Task description: Leave out the images; return the rest of the data exactly.

━━ Listed entries

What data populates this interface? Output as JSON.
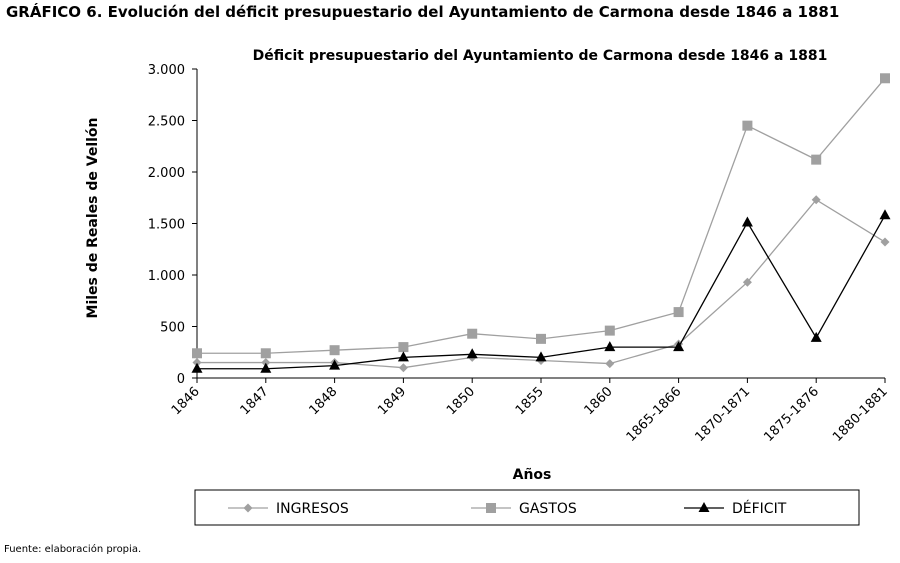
{
  "figure": {
    "caption": "GRÁFICO 6. Evolución del déficit presupuestario del Ayuntamiento de Carmona desde 1846 a 1881",
    "source": "Fuente: elaboración propia."
  },
  "chart_data": {
    "type": "line",
    "title": "Déficit presupuestario del Ayuntamiento de Carmona desde 1846 a 1881",
    "xlabel": "Años",
    "ylabel": "Miles de Reales de Vellón",
    "categories": [
      "1846",
      "1847",
      "1848",
      "1849",
      "1850",
      "1855",
      "1860",
      "1865-1866",
      "1870-1871",
      "1875-1876",
      "1880-1881"
    ],
    "ylim": [
      0,
      3000
    ],
    "yticks": [
      0,
      500,
      1000,
      1500,
      2000,
      2500,
      3000
    ],
    "ytick_labels": [
      "0",
      "500",
      "1.000",
      "1.500",
      "2.000",
      "2.500",
      "3.000"
    ],
    "grid": false,
    "legend_position": "bottom",
    "series": [
      {
        "name": "INGRESOS",
        "color": "#a0a0a0",
        "marker": "diamond",
        "values": [
          150,
          150,
          150,
          100,
          200,
          170,
          140,
          330,
          930,
          1730,
          1320
        ]
      },
      {
        "name": "GASTOS",
        "color": "#a0a0a0",
        "marker": "square",
        "values": [
          240,
          240,
          270,
          300,
          430,
          380,
          460,
          640,
          2450,
          2120,
          2910
        ]
      },
      {
        "name": "DÉFICIT",
        "color": "#000000",
        "marker": "triangle",
        "values": [
          90,
          90,
          120,
          200,
          230,
          200,
          300,
          300,
          1510,
          390,
          1580
        ]
      }
    ]
  }
}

━━━━

Reply to the task:
What data populates this interface? Output as JSON.
{
  "figure": {
    "caption": "GRÁFICO 6. Evolución del déficit presupuestario del Ayuntamiento de Carmona desde 1846 a 1881",
    "source": "Fuente: elaboración propia."
  },
  "chart_data": {
    "type": "line",
    "title": "Déficit presupuestario del Ayuntamiento de Carmona desde 1846 a 1881",
    "xlabel": "Años",
    "ylabel": "Miles de Reales de Vellón",
    "categories": [
      "1846",
      "1847",
      "1848",
      "1849",
      "1850",
      "1855",
      "1860",
      "1865-1866",
      "1870-1871",
      "1875-1876",
      "1880-1881"
    ],
    "ylim": [
      0,
      3000
    ],
    "yticks": [
      0,
      500,
      1000,
      1500,
      2000,
      2500,
      3000
    ],
    "ytick_labels": [
      "0",
      "500",
      "1.000",
      "1.500",
      "2.000",
      "2.500",
      "3.000"
    ],
    "grid": false,
    "legend_position": "bottom",
    "series": [
      {
        "name": "INGRESOS",
        "color": "#a0a0a0",
        "marker": "diamond",
        "values": [
          150,
          150,
          150,
          100,
          200,
          170,
          140,
          330,
          930,
          1730,
          1320
        ]
      },
      {
        "name": "GASTOS",
        "color": "#a0a0a0",
        "marker": "square",
        "values": [
          240,
          240,
          270,
          300,
          430,
          380,
          460,
          640,
          2450,
          2120,
          2910
        ]
      },
      {
        "name": "DÉFICIT",
        "color": "#000000",
        "marker": "triangle",
        "values": [
          90,
          90,
          120,
          200,
          230,
          200,
          300,
          300,
          1510,
          390,
          1580
        ]
      }
    ]
  }
}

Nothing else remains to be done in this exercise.